• _Set task_:
Pull every line holding the string "Spreng" from the records below.

• _Records to process_:
Start
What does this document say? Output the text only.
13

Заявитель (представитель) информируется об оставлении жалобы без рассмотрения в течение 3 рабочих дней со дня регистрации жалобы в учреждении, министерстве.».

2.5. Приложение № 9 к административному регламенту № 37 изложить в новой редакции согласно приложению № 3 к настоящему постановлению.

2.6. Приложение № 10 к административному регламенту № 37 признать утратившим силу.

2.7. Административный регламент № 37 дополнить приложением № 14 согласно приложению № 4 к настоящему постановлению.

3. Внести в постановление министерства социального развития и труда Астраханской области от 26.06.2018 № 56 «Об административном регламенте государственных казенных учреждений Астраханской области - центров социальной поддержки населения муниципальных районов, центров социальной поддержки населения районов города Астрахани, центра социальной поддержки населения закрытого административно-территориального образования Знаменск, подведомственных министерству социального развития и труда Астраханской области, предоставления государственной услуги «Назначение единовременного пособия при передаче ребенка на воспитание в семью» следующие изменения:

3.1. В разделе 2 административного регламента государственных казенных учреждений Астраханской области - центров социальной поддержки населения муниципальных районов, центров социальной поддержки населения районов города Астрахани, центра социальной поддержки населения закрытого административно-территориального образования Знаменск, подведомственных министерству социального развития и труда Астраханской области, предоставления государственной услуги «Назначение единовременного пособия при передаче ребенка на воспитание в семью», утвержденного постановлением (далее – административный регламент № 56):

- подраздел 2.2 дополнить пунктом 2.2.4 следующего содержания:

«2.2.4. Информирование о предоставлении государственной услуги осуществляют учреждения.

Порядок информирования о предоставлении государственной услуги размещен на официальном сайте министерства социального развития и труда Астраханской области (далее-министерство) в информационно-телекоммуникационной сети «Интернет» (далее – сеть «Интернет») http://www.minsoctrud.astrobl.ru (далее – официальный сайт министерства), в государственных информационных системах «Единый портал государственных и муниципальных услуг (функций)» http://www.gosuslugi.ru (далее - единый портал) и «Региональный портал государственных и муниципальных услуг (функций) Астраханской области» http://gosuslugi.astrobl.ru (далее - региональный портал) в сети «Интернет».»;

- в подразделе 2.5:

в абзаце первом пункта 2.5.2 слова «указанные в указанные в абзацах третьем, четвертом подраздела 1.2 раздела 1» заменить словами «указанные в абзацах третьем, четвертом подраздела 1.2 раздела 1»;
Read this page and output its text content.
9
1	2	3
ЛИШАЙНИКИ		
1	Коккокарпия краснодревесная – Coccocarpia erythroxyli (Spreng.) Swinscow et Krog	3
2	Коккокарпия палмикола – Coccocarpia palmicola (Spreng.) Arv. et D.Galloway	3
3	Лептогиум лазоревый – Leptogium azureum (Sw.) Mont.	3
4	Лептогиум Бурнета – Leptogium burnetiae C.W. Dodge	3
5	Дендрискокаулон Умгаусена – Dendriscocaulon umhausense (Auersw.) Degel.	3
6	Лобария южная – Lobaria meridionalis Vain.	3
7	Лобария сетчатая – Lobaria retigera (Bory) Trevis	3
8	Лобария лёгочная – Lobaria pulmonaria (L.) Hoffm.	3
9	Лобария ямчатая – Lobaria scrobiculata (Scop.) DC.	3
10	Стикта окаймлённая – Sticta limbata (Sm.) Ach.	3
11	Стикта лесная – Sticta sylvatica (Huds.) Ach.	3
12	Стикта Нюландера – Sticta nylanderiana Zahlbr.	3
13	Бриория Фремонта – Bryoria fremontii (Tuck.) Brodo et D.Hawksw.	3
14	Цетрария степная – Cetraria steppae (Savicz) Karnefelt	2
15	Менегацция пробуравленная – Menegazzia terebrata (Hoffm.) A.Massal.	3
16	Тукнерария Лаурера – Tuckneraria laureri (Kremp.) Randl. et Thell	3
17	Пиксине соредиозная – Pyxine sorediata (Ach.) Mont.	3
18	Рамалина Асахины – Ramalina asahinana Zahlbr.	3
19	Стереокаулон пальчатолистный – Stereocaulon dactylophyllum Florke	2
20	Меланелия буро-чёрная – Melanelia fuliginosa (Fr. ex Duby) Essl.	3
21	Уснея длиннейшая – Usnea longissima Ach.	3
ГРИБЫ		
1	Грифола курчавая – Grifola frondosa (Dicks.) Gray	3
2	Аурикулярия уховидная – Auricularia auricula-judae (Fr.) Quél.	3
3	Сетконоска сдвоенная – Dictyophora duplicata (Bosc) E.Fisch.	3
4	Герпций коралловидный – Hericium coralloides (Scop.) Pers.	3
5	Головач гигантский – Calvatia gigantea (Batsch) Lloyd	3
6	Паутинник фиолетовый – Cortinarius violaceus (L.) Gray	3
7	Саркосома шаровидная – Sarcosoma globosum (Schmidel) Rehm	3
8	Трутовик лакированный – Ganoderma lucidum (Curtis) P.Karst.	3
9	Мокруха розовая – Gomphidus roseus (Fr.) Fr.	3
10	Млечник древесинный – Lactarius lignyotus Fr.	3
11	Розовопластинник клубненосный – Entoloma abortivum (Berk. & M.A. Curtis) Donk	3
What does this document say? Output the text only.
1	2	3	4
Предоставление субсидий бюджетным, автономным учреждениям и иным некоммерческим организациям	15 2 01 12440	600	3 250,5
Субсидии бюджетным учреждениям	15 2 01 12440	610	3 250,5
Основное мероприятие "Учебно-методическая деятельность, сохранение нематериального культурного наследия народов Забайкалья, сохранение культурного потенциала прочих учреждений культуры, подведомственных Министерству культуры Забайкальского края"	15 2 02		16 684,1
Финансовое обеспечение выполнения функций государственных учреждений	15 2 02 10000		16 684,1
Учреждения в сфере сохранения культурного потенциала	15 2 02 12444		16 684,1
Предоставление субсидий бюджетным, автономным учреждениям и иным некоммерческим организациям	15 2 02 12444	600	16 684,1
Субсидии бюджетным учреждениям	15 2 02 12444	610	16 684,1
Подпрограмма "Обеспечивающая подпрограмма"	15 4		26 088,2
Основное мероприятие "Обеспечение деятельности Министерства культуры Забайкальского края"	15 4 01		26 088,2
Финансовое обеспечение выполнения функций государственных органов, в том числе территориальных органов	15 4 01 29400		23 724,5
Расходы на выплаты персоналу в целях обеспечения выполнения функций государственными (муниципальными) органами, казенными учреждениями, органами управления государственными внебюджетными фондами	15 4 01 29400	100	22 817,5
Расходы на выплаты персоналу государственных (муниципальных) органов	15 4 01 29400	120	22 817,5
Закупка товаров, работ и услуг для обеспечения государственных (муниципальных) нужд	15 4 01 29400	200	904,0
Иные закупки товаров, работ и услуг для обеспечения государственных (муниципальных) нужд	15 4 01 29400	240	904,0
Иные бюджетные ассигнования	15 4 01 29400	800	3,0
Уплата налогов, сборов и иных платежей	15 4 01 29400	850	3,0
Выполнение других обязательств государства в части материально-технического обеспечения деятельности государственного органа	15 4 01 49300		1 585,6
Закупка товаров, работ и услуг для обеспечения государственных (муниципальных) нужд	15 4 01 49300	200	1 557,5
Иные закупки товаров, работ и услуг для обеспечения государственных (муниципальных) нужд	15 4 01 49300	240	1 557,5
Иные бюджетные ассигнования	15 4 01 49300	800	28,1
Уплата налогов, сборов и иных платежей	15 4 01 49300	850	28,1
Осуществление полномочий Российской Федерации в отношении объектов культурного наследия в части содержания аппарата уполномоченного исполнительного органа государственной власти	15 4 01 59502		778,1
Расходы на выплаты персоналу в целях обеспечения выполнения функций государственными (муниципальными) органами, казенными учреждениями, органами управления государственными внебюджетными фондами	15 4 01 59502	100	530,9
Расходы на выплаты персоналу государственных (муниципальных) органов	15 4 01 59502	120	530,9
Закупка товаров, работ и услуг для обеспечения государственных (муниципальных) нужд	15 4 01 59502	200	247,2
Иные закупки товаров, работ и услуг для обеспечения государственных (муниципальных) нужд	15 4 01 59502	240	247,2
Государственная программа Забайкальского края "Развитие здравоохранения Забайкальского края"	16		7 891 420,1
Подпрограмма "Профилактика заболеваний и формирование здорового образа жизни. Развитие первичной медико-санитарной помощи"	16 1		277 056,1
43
End
• _Task solution_:
1	Коккокарпия краснодревесная – Coccocarpia erythroxyli (Spreng.) Swinscow et Krog	3
2	Коккокарпия палмикола – Coccocarpia palmicola (Spreng.) Arv. et D.Galloway	3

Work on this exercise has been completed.